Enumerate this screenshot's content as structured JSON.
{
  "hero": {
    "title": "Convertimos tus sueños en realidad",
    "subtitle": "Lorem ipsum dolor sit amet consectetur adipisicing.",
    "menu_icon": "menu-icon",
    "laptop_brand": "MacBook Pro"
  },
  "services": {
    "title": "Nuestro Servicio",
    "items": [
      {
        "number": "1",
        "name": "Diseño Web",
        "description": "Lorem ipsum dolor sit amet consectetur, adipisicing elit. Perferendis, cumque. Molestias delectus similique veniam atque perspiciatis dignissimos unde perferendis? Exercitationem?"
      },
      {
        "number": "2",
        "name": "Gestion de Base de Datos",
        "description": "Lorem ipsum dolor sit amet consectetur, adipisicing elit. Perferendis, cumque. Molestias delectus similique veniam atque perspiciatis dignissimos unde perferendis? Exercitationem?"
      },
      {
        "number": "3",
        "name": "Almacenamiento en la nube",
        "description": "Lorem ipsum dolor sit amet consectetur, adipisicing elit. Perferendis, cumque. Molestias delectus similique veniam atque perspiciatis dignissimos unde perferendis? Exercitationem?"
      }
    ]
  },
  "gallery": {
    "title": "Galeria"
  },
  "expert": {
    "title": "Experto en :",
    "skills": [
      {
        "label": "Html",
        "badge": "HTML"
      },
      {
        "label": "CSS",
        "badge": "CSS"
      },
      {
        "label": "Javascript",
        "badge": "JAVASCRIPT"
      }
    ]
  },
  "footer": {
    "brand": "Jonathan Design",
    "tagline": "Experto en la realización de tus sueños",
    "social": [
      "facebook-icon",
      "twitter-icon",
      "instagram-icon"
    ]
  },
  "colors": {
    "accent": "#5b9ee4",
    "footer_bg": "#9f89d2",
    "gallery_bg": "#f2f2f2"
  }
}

What you should do
All lines above with "label" in them should be returned.

The solution
        "label": "Html",
        "label": "CSS",
        "label": "Javascript",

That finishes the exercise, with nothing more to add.